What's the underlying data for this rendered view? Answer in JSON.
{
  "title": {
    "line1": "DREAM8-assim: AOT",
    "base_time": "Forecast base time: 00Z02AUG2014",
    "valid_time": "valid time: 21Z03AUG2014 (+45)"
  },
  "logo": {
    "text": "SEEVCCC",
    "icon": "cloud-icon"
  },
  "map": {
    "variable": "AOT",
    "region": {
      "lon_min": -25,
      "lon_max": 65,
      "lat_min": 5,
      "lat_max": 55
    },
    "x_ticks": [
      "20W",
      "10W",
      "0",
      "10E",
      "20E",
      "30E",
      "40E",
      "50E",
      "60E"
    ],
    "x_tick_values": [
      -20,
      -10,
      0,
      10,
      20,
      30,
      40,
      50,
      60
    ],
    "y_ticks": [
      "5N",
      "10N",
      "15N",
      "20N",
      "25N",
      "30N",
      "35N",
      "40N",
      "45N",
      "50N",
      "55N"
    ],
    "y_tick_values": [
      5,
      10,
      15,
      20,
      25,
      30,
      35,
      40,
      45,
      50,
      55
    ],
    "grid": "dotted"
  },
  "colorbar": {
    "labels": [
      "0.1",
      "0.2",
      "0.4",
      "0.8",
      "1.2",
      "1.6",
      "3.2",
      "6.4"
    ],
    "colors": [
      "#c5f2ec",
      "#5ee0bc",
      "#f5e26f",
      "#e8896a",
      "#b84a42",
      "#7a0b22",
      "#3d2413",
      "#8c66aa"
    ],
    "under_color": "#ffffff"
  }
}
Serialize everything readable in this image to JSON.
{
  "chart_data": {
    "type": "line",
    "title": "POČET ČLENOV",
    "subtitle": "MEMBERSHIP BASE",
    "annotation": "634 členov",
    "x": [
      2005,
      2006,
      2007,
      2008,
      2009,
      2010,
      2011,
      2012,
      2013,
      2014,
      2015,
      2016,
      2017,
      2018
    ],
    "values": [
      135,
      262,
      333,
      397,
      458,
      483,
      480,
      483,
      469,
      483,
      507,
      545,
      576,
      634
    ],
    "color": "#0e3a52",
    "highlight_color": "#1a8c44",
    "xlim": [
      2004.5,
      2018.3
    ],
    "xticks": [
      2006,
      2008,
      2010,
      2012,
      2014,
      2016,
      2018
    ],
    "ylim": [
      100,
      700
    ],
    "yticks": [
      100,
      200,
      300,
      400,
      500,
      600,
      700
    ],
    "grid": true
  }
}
============================================================
▶ **Task instructions**:
Work out the number of lines in this listing that include the word "time". Reply with that number only.

▶ **Answer to this problem**:
2